→ Exercise directions
What is the number of lines in the entries below that include the word "Общих"? Provide the number only.

+++ Available data

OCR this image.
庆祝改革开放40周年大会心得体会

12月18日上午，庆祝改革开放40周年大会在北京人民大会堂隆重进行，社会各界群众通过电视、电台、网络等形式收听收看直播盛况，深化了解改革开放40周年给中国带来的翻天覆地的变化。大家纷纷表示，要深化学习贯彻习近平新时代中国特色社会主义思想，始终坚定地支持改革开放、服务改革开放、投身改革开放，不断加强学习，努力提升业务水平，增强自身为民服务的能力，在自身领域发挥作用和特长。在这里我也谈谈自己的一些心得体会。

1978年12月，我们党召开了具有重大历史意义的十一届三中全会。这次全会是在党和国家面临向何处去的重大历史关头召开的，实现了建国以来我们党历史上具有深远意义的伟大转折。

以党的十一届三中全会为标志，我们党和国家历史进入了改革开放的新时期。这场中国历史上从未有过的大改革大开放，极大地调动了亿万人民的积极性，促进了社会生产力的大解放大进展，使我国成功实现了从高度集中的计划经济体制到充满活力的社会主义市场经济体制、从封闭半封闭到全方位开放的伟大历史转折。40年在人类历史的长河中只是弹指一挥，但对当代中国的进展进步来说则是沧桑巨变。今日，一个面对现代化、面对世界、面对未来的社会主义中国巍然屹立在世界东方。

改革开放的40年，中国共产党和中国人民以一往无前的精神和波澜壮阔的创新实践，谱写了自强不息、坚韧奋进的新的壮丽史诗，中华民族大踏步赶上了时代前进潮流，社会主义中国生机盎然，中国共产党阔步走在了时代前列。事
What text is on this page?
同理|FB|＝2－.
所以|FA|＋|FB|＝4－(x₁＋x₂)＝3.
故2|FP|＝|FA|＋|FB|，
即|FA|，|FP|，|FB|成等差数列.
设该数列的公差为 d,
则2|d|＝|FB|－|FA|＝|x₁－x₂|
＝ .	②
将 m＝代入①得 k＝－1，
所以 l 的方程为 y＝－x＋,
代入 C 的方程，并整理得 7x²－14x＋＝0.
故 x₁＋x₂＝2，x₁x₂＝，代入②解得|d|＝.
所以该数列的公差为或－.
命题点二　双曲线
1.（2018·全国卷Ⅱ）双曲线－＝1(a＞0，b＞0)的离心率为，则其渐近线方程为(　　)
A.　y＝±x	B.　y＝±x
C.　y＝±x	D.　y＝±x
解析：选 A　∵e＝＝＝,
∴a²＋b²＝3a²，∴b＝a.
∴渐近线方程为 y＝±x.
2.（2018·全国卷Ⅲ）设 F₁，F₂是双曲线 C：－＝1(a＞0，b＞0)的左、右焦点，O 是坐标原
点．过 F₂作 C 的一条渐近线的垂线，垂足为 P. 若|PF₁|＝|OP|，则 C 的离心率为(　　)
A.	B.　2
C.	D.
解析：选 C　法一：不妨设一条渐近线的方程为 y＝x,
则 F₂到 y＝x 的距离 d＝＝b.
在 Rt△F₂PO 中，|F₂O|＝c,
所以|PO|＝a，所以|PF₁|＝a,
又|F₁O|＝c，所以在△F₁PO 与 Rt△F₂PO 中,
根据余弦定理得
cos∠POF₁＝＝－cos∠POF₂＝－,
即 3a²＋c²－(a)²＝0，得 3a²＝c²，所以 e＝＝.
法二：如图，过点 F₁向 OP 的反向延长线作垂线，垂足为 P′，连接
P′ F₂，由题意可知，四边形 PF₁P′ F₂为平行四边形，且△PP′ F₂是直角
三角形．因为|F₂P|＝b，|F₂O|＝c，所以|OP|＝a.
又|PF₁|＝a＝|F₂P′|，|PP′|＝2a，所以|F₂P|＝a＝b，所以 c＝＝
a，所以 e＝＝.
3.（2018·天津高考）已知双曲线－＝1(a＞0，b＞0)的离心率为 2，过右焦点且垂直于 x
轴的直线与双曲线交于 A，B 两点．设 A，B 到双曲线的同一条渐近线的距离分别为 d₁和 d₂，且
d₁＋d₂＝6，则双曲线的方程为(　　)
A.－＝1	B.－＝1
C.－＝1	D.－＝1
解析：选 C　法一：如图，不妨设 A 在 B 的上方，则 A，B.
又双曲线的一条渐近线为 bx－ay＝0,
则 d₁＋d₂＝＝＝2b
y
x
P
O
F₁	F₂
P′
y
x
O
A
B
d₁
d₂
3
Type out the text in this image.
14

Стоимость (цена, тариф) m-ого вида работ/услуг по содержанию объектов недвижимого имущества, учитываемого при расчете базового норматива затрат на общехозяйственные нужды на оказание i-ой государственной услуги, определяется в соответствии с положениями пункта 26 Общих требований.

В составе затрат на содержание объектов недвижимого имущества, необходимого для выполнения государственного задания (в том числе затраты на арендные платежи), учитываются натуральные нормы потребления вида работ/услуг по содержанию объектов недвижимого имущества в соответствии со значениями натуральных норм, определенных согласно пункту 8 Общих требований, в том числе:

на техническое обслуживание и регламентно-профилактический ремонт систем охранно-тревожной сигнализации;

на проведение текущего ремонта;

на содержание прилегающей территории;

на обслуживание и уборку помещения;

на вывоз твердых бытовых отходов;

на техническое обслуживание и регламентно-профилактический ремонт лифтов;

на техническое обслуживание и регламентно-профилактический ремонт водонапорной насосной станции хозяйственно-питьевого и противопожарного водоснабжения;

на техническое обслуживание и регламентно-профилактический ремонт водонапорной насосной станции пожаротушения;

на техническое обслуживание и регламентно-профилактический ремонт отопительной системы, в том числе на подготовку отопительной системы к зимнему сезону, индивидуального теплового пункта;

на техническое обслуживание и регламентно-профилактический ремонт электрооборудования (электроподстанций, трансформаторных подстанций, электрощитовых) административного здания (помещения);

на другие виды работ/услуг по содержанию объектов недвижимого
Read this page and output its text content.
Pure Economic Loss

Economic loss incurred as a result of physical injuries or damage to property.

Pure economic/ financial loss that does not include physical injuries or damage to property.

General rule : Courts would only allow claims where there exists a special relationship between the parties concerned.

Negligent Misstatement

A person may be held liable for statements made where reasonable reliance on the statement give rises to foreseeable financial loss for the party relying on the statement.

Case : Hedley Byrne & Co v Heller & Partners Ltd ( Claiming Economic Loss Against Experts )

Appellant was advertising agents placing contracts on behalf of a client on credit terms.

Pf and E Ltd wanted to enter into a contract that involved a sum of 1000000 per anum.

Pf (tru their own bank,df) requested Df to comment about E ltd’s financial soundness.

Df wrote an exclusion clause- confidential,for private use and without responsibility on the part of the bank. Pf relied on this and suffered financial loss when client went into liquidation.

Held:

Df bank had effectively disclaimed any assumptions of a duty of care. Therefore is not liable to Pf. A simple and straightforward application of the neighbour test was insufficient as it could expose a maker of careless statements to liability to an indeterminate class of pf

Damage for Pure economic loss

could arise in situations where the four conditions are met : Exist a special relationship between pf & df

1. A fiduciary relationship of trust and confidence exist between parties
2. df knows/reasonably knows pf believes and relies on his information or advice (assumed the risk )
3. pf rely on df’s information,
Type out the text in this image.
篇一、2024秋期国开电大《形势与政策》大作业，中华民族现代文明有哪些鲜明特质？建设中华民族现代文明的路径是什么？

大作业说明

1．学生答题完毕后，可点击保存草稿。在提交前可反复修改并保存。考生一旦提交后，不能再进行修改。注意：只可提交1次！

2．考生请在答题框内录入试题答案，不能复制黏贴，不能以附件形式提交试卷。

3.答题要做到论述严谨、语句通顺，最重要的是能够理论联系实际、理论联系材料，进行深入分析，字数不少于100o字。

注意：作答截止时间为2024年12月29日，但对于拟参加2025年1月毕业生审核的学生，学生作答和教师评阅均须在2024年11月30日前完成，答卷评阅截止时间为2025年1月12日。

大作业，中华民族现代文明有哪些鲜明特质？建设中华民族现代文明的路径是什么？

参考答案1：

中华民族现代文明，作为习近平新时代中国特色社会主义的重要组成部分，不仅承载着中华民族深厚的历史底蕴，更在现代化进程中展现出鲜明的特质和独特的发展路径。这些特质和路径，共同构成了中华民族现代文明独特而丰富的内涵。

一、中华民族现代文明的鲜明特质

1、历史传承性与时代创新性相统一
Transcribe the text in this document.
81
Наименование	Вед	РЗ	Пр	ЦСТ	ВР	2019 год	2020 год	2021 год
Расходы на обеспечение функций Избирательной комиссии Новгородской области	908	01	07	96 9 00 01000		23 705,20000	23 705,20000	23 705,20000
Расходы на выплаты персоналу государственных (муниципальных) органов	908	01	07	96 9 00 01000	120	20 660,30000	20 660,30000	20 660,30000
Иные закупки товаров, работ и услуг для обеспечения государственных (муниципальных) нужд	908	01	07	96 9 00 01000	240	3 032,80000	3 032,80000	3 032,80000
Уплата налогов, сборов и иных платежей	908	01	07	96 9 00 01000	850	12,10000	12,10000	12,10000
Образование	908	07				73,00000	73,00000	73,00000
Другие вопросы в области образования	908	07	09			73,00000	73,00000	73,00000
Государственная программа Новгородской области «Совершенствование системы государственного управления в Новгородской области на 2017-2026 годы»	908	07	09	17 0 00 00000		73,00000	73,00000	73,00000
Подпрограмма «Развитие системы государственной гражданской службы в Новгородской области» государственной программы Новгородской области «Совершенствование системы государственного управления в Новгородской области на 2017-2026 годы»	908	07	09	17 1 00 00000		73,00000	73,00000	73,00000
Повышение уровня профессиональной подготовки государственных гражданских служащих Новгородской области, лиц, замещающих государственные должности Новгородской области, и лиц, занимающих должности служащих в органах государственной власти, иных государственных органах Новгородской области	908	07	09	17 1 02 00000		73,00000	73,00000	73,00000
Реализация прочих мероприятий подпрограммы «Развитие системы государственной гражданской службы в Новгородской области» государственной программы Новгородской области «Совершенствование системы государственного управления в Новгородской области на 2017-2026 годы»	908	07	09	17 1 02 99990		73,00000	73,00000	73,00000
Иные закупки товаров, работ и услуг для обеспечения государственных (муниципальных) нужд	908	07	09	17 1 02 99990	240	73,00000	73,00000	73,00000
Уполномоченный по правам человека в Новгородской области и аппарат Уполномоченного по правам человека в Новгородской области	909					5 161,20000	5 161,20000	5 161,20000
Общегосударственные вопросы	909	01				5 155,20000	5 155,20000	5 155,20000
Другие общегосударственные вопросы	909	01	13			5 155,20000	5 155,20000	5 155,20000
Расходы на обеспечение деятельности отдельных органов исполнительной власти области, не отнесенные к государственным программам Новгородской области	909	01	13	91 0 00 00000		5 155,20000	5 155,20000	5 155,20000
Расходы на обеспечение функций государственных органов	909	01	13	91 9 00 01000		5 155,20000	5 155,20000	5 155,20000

++++++

→ Exercise output
2